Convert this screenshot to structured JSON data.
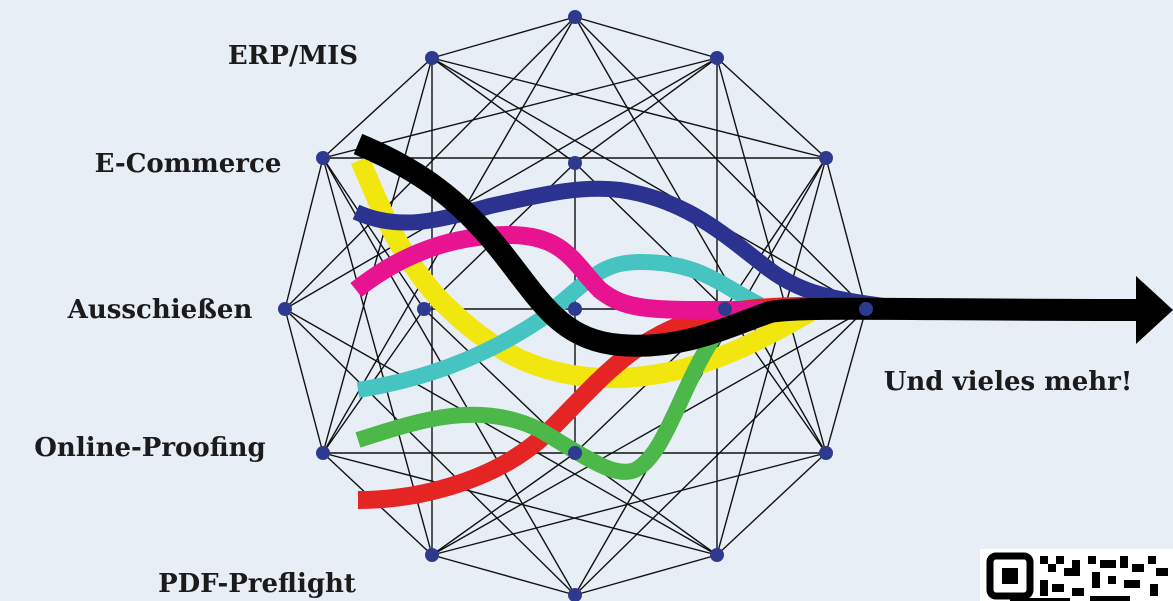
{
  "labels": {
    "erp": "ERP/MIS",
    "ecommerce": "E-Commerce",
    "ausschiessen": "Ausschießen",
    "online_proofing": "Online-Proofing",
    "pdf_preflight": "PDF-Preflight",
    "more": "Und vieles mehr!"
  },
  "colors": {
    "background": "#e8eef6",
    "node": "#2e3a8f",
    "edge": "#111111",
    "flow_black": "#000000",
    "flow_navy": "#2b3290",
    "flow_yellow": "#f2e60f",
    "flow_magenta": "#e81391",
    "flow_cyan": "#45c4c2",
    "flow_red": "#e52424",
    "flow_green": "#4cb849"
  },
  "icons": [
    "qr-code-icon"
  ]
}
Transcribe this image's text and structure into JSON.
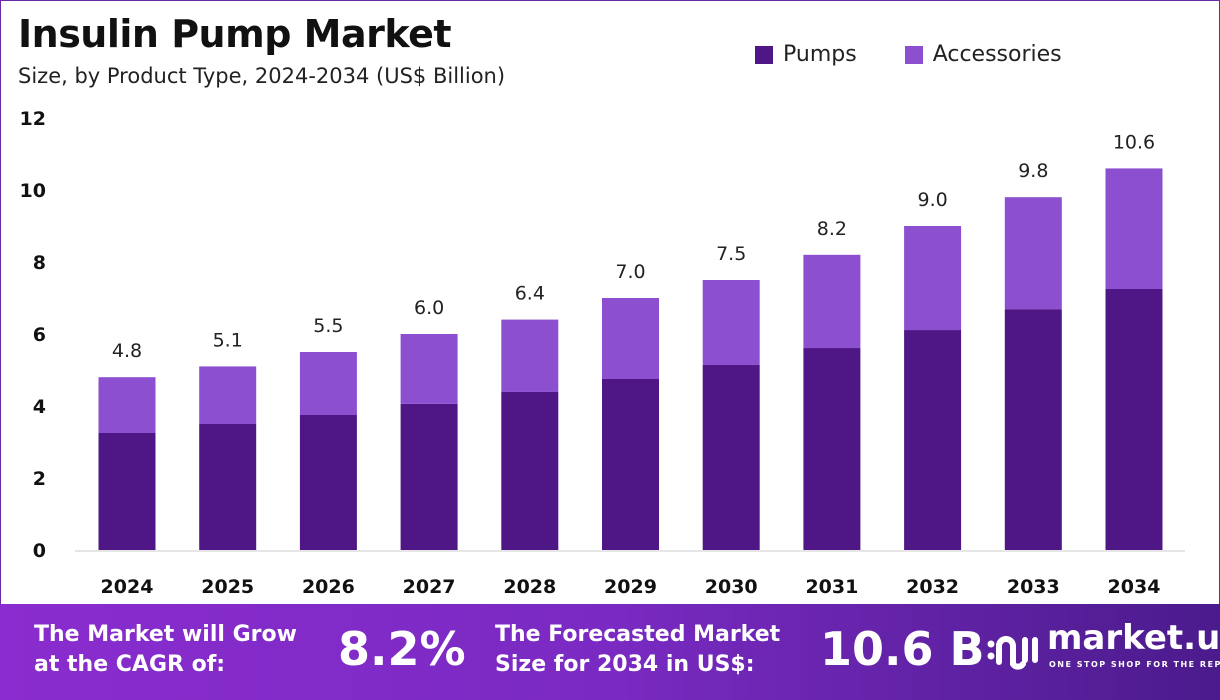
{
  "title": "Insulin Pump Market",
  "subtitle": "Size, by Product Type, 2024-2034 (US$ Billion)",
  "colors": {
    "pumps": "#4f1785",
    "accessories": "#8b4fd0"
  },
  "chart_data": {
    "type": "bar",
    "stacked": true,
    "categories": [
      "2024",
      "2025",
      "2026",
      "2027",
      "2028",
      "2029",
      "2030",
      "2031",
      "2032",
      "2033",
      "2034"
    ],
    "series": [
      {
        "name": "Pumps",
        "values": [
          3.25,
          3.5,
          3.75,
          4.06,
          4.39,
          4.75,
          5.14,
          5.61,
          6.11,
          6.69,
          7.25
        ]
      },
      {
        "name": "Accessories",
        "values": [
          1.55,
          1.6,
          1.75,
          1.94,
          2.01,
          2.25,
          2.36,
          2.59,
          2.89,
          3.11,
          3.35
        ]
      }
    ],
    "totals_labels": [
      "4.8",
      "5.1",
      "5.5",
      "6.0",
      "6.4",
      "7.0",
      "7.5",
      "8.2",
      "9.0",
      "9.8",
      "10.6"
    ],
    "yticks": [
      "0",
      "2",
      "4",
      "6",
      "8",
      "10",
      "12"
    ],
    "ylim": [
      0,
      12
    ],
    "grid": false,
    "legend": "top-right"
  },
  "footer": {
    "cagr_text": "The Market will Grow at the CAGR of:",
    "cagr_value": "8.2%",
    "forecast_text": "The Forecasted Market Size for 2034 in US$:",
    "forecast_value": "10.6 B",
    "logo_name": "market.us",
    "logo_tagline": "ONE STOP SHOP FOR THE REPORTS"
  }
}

---

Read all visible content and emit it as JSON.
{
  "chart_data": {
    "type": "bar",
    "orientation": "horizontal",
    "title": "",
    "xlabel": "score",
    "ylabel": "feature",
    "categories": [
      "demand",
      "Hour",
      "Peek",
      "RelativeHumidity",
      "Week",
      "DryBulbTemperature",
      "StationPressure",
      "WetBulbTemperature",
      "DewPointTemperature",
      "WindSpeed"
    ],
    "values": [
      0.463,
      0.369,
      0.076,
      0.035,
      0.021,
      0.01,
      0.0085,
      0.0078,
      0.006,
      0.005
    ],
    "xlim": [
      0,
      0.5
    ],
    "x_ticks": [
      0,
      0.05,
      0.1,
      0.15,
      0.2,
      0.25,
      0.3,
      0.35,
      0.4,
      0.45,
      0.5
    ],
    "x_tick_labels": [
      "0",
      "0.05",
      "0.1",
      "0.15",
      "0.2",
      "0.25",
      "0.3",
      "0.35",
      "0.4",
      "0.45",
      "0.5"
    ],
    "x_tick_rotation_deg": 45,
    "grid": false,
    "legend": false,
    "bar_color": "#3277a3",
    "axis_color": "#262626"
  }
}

*Exercise directions:*
Copy out each line of the records that holds the string "this".

*Task output:*
Convert this screenshot to structured JSON data.
Transcribe this image's text and structure into JSON.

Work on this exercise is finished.